Collection entries:
------------------------------------

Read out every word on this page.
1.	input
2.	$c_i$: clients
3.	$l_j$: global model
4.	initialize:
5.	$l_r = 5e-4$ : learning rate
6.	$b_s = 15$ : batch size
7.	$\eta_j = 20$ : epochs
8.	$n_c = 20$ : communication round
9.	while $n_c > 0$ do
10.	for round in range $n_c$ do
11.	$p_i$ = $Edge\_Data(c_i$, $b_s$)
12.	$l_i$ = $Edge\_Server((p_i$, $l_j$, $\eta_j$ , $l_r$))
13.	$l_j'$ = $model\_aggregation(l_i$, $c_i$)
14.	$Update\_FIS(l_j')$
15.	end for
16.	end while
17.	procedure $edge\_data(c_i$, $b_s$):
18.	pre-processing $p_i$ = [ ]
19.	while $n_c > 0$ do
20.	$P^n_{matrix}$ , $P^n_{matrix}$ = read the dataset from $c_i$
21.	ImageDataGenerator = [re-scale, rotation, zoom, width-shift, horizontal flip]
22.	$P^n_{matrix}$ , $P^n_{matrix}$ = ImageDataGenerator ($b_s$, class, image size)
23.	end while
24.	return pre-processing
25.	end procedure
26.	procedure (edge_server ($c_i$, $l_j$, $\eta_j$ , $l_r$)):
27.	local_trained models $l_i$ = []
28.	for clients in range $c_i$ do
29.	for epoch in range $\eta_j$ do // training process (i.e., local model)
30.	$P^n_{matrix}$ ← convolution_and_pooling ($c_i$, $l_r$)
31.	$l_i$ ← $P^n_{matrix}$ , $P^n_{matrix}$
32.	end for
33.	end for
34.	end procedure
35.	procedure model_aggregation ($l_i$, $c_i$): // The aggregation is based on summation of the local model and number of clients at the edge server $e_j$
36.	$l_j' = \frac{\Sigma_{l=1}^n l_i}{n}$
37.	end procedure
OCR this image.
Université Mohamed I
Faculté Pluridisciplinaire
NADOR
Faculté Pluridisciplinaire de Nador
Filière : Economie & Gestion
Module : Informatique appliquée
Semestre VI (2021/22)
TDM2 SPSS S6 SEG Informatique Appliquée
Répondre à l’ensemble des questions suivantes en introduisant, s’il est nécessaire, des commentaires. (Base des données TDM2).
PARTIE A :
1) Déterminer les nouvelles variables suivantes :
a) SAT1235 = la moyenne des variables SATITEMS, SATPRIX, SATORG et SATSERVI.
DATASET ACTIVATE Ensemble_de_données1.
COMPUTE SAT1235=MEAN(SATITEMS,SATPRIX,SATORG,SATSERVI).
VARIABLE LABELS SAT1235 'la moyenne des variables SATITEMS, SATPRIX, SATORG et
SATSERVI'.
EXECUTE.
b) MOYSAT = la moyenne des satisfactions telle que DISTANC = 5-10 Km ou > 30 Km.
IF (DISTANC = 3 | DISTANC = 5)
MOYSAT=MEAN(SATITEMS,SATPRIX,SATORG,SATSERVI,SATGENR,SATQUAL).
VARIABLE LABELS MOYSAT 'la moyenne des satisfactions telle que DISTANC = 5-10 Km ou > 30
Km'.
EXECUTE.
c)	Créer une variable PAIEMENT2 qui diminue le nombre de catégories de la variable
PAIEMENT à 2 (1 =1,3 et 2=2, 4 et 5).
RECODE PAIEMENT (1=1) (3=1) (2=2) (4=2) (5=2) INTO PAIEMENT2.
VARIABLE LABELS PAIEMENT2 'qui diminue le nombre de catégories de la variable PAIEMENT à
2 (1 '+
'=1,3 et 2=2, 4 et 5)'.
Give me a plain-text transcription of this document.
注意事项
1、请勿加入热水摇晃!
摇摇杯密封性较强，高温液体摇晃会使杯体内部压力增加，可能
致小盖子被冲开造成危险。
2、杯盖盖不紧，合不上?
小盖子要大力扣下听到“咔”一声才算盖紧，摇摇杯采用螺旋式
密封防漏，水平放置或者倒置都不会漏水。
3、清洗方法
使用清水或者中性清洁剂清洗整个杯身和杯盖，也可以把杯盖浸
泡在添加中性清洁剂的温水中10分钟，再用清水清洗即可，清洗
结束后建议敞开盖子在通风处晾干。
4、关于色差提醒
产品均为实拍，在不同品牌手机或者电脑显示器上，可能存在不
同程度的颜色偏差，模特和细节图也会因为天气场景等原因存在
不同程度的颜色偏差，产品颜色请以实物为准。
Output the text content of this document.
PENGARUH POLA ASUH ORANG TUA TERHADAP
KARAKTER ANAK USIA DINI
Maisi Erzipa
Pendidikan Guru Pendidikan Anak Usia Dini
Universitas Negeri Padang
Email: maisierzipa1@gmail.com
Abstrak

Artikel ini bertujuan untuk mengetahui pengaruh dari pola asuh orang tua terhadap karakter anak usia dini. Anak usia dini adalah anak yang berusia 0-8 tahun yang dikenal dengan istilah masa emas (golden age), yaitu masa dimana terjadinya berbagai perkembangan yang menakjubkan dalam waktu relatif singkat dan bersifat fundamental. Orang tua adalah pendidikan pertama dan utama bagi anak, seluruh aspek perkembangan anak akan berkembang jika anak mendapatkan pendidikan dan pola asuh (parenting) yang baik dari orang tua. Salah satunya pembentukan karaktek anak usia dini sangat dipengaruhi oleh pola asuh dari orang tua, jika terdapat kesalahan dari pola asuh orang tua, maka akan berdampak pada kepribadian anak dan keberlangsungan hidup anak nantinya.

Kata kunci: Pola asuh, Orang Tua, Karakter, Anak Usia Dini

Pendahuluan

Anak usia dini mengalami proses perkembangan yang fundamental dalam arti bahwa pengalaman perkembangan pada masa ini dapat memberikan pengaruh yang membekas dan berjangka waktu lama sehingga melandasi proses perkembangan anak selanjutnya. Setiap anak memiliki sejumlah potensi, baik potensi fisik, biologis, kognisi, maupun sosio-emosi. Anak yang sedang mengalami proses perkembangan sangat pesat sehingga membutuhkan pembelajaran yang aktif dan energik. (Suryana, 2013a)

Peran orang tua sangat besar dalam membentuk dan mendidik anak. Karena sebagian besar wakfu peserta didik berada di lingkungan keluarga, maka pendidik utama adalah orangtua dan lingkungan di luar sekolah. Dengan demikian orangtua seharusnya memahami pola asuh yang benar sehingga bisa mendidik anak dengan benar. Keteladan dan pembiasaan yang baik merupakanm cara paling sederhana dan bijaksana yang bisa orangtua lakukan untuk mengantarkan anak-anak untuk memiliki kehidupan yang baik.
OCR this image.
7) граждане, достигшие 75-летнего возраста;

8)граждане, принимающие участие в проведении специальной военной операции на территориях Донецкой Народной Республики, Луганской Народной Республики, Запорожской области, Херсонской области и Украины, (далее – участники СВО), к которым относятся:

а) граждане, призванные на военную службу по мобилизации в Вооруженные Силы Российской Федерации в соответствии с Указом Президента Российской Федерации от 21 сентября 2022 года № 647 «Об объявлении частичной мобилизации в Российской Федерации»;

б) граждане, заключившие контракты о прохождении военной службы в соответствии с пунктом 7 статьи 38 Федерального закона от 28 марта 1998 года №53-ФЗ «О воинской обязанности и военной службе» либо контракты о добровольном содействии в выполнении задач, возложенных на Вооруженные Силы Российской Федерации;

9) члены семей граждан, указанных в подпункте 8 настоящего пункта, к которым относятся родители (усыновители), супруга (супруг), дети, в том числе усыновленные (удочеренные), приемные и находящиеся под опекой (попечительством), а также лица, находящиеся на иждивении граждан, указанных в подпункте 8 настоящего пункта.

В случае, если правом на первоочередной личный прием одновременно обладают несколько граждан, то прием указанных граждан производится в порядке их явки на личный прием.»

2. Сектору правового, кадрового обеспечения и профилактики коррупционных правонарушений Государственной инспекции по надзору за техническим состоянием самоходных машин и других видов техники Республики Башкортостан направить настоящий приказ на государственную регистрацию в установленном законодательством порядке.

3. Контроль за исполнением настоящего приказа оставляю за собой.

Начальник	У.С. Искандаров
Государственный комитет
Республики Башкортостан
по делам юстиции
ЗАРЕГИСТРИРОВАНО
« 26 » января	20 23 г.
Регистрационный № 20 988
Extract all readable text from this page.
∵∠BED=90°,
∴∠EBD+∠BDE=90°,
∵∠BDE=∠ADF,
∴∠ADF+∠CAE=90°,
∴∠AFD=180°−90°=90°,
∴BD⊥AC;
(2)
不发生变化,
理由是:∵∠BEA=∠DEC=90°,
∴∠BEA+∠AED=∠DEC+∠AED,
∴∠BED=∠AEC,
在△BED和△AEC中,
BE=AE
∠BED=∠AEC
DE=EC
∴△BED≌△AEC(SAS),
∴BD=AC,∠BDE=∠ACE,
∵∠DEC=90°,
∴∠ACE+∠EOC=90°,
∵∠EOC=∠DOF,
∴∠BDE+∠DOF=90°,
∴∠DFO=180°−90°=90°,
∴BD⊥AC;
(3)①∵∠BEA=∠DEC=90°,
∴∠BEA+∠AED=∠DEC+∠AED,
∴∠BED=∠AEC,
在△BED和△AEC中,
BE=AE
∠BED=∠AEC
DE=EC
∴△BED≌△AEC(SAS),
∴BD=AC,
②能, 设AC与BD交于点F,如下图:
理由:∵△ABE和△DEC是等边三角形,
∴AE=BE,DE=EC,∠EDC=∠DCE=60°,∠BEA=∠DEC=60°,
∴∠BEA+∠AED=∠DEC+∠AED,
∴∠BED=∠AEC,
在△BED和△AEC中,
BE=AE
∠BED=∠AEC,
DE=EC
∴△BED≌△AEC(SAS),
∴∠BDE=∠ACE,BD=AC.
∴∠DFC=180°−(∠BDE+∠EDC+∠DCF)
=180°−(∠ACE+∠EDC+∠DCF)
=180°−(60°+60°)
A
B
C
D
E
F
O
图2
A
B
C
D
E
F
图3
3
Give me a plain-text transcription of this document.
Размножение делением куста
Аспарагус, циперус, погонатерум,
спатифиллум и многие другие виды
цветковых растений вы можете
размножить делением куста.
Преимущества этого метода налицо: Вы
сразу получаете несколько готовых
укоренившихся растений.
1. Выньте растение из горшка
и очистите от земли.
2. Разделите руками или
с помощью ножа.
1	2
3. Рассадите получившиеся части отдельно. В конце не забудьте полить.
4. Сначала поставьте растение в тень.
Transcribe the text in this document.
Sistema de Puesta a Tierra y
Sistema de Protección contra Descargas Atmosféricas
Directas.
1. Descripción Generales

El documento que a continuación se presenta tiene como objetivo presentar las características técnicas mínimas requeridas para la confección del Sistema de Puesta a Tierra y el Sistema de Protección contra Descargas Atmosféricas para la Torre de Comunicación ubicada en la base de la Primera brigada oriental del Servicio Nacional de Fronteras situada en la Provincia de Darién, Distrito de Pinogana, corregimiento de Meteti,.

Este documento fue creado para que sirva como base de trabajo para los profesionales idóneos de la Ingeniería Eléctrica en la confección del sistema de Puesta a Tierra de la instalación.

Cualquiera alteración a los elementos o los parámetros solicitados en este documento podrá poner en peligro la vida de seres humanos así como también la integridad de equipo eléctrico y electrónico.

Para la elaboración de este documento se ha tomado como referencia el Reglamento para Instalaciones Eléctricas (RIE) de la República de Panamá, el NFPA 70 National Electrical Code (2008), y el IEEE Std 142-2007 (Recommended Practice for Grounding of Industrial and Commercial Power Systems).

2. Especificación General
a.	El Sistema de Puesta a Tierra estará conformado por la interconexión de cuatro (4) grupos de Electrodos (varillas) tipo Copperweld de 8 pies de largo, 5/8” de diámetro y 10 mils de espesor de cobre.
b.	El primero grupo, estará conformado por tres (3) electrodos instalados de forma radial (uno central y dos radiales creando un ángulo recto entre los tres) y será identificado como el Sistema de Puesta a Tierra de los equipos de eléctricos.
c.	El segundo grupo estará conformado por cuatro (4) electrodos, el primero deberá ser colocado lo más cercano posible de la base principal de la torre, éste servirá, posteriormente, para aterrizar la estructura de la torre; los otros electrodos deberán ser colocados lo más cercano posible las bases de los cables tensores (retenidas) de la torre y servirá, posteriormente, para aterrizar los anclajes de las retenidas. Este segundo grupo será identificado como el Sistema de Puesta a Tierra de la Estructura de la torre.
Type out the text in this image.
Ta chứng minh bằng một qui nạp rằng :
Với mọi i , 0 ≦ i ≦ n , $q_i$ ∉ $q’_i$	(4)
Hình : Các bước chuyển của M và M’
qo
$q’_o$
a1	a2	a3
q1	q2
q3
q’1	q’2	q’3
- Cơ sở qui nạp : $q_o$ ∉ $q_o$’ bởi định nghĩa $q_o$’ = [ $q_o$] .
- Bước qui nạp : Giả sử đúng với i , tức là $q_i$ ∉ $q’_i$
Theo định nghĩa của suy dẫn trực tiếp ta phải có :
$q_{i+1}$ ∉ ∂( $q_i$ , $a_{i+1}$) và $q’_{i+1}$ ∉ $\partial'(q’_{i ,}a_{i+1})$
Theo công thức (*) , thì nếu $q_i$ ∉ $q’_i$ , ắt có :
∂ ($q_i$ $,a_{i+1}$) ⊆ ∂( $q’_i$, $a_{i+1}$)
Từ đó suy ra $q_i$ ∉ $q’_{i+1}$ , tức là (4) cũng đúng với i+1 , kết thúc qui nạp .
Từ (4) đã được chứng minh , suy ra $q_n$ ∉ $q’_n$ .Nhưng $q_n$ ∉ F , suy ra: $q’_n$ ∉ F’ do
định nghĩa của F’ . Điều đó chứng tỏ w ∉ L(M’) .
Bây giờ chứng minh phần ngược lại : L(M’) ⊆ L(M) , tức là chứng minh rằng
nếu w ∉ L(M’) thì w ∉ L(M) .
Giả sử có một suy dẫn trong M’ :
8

------------------------------------

Stated task
Look through the entries and return every line where "suivantes" appears.

Complete answer
Répondre à l’ensemble des questions suivantes en introduisant, s’il est nécessaire, des commentaires. (Base des données TDM2).
1) Déterminer les nouvelles variables suivantes :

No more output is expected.